**** Records for the exercise

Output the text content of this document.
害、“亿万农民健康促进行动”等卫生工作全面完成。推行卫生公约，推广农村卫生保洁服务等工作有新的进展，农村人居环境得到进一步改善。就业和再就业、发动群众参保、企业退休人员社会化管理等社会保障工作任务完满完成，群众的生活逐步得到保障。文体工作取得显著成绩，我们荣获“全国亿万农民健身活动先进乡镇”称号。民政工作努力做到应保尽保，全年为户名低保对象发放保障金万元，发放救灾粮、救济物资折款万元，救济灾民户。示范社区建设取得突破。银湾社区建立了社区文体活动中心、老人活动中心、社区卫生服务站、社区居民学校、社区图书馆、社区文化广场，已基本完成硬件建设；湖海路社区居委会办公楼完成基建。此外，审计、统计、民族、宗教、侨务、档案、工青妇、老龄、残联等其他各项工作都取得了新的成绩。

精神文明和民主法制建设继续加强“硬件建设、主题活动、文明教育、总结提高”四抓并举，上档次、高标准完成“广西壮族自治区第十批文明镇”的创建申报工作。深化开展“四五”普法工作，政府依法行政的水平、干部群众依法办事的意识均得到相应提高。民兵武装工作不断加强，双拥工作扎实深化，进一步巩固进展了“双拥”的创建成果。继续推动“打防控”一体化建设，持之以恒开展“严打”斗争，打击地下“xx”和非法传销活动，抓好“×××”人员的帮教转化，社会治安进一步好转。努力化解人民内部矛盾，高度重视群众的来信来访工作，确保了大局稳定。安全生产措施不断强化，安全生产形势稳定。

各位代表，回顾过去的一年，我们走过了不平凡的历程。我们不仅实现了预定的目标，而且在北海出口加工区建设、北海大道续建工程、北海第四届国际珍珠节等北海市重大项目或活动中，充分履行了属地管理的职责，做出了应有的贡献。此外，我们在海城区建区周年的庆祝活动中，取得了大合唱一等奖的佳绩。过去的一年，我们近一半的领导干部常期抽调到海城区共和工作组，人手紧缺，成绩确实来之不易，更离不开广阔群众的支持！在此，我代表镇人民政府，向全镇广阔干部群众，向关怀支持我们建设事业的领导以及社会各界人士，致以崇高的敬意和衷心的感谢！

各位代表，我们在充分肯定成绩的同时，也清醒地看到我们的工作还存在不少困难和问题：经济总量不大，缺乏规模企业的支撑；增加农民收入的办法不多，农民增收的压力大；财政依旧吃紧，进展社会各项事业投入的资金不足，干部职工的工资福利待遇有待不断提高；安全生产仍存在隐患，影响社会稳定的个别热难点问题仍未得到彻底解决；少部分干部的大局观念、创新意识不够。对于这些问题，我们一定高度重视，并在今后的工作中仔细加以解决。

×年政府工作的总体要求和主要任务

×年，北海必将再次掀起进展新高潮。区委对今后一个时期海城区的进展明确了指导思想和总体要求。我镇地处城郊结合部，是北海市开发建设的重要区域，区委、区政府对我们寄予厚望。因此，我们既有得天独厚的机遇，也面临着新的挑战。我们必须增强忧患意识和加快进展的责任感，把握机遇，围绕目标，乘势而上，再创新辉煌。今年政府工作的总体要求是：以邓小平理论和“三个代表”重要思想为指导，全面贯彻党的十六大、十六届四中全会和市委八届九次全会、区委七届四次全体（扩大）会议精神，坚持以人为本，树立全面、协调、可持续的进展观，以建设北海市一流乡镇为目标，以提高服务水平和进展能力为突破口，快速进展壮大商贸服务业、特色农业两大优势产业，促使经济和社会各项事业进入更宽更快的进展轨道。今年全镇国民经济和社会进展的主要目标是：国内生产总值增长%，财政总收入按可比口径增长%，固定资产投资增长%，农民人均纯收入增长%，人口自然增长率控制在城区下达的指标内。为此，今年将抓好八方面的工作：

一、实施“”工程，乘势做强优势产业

********

Go through the listing above and restate it word for word.

• _Response_:
Output the text content of this document.
害、“亿万农民健康促进行动”等卫生工作全面完成。推行卫生公约，推广农村卫生保洁服务等工作有新的进展，农村人居环境得到进一步改善。就业和再就业、发动群众参保、企业退休人员社会化管理等社会保障工作任务完满完成，群众的生活逐步得到保障。文体工作取得显著成绩，我们荣获“全国亿万农民健身活动先进乡镇”称号。民政工作努力做到应保尽保，全年为户名低保对象发放保障金万元，发放救灾粮、救济物资折款万元，救济灾民户。示范社区建设取得突破。银湾社区建立了社区文体活动中心、老人活动中心、社区卫生服务站、社区居民学校、社区图书馆、社区文化广场，已基本完成硬件建设；湖海路社区居委会办公楼完成基建。此外，审计、统计、民族、宗教、侨务、档案、工青妇、老龄、残联等其他各项工作都取得了新的成绩。

精神文明和民主法制建设继续加强“硬件建设、主题活动、文明教育、总结提高”四抓并举，上档次、高标准完成“广西壮族自治区第十批文明镇”的创建申报工作。深化开展“四五”普法工作，政府依法行政的水平、干部群众依法办事的意识均得到相应提高。民兵武装工作不断加强，双拥工作扎实深化，进一步巩固进展了“双拥”的创建成果。继续推动“打防控”一体化建设，持之以恒开展“严打”斗争，打击地下“xx”和非法传销活动，抓好“×××”人员的帮教转化，社会治安进一步好转。努力化解人民内部矛盾，高度重视群众的来信来访工作，确保了大局稳定。安全生产措施不断强化，安全生产形势稳定。

各位代表，回顾过去的一年，我们走过了不平凡的历程。我们不仅实现了预定的目标，而且在北海出口加工区建设、北海大道续建工程、北海第四届国际珍珠节等北海市重大项目或活动中，充分履行了属地管理的职责，做出了应有的贡献。此外，我们在海城区建区周年的庆祝活动中，取得了大合唱一等奖的佳绩。过去的一年，我们近一半的领导干部常期抽调到海城区共和工作组，人手紧缺，成绩确实来之不易，更离不开广阔群众的支持！在此，我代表镇人民政府，向全镇广阔干部群众，向关怀支持我们建设事业的领导以及社会各界人士，致以崇高的敬意和衷心的感谢！

各位代表，我们在充分肯定成绩的同时，也清醒地看到我们的工作还存在不少困难和问题：经济总量不大，缺乏规模企业的支撑；增加农民收入的办法不多，农民增收的压力大；财政依旧吃紧，进展社会各项事业投入的资金不足，干部职工的工资福利待遇有待不断提高；安全生产仍存在隐患，影响社会稳定的个别热难点问题仍未得到彻底解决；少部分干部的大局观念、创新意识不够。对于这些问题，我们一定高度重视，并在今后的工作中仔细加以解决。

×年政府工作的总体要求和主要任务

×年，北海必将再次掀起进展新高潮。区委对今后一个时期海城区的进展明确了指导思想和总体要求。我镇地处城郊结合部，是北海市开发建设的重要区域，区委、区政府对我们寄予厚望。因此，我们既有得天独厚的机遇，也面临着新的挑战。我们必须增强忧患意识和加快进展的责任感，把握机遇，围绕目标，乘势而上，再创新辉煌。今年政府工作的总体要求是：以邓小平理论和“三个代表”重要思想为指导，全面贯彻党的十六大、十六届四中全会和市委八届九次全会、区委七届四次全体（扩大）会议精神，坚持以人为本，树立全面、协调、可持续的进展观，以建设北海市一流乡镇为目标，以提高服务水平和进展能力为突破口，快速进展壮大商贸服务业、特色农业两大优势产业，促使经济和社会各项事业进入更宽更快的进展轨道。今年全镇国民经济和社会进展的主要目标是：国内生产总值增长%，财政总收入按可比口径增长%，固定资产投资增长%，农民人均纯收入增长%，人口自然增长率控制在城区下达的指标内。为此，今年将抓好八方面的工作：

一、实施“”工程，乘势做强优势产业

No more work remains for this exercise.